Your instructions:
Switch "torque-nm" to "torque-newton-meters" in the data from its first line through the line with "bolt-dia: 12 (293, 196, 355, 209)", then give those lines again with everything else unchanged.

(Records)
********************

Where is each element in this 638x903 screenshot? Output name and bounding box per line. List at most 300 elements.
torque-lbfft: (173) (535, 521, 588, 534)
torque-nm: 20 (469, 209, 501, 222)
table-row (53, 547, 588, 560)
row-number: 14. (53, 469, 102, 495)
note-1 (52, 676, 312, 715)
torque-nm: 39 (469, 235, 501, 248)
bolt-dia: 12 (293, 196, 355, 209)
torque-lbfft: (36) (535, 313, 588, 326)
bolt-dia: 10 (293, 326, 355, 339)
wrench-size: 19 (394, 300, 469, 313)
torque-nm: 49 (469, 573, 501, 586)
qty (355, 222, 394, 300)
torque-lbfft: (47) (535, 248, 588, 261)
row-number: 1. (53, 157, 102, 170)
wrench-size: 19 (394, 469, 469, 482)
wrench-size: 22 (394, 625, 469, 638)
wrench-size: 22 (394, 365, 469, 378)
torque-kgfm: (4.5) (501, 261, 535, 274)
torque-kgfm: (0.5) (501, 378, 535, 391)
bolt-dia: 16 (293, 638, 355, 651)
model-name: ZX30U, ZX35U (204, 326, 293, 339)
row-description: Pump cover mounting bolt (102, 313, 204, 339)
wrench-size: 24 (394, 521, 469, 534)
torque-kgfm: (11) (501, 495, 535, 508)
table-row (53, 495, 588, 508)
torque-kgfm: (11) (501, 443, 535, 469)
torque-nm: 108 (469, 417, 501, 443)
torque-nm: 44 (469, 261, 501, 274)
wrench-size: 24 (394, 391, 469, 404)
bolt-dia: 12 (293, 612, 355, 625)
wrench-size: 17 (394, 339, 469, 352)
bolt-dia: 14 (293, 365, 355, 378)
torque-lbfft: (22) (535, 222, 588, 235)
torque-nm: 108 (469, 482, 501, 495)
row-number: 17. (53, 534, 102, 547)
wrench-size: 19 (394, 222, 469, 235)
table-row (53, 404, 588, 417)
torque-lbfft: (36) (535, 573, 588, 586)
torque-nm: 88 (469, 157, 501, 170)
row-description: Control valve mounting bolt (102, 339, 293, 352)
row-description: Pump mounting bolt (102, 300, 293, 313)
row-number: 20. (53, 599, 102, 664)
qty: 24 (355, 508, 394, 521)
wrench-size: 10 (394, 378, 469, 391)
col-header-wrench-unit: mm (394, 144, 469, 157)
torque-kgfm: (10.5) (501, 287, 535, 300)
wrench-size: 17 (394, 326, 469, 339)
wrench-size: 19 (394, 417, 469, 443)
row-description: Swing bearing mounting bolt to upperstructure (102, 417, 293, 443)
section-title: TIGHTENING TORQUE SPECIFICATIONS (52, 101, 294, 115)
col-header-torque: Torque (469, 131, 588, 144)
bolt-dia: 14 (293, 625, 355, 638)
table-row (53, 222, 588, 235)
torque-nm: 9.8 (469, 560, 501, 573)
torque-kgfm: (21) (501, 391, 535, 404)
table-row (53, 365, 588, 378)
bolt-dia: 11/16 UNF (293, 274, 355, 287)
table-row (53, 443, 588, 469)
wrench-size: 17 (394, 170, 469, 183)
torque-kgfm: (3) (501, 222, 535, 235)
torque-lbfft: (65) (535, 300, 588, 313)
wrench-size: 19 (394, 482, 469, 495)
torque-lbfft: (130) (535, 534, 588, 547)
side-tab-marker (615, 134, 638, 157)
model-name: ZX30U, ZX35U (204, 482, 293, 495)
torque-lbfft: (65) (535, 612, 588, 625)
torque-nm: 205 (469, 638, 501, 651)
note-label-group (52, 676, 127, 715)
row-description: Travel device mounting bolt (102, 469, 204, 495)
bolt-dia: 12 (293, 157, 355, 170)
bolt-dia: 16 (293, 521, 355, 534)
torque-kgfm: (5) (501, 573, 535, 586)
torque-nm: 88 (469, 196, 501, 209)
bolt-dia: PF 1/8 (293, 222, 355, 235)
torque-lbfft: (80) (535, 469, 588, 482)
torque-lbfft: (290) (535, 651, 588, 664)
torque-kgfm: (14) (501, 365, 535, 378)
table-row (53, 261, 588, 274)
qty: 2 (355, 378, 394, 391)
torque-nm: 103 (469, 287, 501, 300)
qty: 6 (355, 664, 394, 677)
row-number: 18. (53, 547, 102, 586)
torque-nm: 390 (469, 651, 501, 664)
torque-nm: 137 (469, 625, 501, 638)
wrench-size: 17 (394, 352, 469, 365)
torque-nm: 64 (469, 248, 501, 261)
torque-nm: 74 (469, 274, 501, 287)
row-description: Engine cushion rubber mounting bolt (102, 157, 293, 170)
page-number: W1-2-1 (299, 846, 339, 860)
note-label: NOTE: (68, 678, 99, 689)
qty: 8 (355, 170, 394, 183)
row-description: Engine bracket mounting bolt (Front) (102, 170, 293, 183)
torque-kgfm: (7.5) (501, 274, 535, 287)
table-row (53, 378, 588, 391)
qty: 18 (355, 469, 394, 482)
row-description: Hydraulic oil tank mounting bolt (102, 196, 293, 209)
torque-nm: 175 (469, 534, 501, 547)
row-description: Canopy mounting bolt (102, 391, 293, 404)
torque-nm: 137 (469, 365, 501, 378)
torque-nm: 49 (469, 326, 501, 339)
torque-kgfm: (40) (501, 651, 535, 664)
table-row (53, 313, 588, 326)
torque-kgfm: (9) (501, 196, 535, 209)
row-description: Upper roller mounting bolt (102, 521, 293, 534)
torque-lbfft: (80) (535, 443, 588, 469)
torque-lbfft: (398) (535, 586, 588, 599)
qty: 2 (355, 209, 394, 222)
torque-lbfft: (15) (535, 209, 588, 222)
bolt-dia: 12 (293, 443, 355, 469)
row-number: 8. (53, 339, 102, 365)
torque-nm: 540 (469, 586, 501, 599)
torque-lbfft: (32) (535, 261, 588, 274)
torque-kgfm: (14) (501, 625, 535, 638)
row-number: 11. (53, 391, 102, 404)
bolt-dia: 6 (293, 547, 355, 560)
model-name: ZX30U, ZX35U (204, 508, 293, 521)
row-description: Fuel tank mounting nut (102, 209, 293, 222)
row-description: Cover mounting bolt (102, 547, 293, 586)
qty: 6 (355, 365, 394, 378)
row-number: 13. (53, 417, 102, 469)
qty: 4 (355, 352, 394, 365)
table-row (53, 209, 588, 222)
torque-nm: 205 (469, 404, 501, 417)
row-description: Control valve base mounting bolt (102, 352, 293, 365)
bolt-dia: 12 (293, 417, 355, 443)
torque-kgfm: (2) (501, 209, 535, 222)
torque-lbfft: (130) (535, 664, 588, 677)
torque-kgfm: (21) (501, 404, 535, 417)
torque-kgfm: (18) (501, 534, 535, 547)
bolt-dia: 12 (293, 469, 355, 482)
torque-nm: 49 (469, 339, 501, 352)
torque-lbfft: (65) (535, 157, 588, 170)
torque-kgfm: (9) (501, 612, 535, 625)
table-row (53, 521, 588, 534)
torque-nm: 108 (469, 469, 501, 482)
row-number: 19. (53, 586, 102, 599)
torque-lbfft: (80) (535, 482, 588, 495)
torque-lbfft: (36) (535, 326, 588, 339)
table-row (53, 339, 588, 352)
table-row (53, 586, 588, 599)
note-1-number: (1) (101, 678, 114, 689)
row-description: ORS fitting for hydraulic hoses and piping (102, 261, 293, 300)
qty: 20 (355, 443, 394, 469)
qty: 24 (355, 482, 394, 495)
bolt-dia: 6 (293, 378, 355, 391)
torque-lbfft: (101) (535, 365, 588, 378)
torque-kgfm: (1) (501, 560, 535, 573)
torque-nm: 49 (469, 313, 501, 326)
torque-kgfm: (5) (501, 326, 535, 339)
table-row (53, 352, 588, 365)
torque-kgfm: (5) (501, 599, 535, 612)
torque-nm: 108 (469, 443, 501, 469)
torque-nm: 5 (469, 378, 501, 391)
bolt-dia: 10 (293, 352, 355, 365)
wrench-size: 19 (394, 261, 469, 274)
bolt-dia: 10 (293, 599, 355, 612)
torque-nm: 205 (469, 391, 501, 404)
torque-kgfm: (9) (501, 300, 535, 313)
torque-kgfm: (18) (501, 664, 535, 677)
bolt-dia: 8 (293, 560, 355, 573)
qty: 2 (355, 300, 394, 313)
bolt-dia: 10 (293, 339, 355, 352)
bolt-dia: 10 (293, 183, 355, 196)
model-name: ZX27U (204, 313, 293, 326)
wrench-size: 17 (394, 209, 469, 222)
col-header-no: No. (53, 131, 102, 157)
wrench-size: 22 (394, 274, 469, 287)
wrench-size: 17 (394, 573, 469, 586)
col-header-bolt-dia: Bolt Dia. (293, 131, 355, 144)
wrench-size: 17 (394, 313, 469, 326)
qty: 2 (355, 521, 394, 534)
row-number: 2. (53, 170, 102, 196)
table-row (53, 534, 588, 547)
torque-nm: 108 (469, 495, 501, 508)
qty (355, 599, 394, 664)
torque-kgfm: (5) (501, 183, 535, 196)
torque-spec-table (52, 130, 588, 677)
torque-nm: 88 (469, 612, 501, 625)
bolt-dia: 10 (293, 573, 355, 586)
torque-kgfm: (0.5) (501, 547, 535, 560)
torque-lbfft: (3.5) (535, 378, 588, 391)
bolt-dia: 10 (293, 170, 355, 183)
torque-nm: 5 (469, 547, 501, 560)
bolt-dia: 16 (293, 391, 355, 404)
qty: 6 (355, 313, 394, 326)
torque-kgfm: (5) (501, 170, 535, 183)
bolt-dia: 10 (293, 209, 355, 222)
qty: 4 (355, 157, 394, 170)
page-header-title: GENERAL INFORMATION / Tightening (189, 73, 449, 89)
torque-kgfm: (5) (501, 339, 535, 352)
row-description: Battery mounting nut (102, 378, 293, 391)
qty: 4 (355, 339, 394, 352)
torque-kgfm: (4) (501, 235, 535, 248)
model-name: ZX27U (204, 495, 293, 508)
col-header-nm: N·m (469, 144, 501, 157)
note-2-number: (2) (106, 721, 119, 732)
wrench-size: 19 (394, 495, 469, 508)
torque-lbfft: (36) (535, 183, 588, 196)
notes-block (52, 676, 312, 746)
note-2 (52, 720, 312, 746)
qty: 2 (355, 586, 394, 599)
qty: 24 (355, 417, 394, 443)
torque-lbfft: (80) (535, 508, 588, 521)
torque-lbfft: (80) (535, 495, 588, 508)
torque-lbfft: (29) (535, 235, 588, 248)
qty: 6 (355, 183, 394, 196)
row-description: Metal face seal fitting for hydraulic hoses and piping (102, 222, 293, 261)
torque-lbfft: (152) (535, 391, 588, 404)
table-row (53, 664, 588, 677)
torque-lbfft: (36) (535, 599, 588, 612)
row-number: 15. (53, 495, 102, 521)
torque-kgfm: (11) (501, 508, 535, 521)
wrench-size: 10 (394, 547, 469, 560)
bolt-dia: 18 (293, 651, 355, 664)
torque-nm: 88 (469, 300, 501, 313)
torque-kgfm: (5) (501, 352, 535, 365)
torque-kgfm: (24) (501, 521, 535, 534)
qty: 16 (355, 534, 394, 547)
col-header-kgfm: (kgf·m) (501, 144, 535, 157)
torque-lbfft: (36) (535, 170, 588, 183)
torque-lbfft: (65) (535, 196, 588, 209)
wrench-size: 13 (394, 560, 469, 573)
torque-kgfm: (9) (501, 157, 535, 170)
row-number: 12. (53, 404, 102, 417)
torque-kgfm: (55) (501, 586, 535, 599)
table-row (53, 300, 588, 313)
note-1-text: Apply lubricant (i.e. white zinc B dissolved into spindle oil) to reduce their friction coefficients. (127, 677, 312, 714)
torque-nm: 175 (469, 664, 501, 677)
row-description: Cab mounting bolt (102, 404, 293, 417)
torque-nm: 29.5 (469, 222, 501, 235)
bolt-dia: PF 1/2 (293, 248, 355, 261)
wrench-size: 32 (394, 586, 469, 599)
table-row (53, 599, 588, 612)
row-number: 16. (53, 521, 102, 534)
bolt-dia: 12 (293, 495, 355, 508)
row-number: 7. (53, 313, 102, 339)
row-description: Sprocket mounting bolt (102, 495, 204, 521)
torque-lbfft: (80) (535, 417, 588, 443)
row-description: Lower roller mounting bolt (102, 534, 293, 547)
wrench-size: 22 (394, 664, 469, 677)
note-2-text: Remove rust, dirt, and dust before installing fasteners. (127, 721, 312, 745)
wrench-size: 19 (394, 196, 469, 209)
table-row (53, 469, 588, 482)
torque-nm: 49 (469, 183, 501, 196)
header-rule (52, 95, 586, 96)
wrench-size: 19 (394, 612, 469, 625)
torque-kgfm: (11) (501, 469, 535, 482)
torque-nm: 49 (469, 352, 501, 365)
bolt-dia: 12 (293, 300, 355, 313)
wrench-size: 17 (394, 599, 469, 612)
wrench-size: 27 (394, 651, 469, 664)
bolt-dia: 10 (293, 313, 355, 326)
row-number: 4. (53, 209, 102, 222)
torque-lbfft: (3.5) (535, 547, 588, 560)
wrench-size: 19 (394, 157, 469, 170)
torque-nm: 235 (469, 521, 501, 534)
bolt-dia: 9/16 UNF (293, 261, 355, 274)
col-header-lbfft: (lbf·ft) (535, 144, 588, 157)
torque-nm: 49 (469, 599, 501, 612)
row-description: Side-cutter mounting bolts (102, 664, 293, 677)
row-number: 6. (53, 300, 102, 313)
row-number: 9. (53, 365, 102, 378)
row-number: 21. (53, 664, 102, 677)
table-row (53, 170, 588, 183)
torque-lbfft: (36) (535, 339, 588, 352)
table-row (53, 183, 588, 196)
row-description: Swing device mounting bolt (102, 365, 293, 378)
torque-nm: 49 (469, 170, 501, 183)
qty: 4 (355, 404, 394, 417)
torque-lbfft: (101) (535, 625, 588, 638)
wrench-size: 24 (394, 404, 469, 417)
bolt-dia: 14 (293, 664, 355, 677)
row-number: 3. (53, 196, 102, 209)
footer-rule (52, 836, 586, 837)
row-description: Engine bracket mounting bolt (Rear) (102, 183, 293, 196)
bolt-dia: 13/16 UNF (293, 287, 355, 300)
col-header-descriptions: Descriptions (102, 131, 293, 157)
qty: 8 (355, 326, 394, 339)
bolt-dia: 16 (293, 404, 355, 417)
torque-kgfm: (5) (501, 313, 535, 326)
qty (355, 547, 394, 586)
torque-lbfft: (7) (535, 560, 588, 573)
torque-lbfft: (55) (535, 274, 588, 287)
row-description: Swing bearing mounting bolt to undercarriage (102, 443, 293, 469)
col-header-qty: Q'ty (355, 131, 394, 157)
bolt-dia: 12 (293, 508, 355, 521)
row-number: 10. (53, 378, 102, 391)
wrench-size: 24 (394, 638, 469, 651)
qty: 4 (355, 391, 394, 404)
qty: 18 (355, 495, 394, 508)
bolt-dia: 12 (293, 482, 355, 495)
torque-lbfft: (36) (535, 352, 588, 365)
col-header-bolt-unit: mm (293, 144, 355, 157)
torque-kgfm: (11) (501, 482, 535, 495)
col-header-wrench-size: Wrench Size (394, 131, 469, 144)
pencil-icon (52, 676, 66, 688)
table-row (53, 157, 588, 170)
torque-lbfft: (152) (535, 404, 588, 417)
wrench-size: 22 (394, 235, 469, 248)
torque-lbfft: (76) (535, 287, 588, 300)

********************

In response:
Where is each element in this 638x903 screenshot? Output name and bounding box per line. List at most 300 elements.
torque-lbfft: (173) (535, 521, 588, 534)
torque-newton-meters: 20 (469, 209, 501, 222)
table-row (53, 547, 588, 560)
row-number: 14. (53, 469, 102, 495)
note-1 (52, 676, 312, 715)
torque-newton-meters: 39 (469, 235, 501, 248)
bolt-dia: 12 (293, 196, 355, 209)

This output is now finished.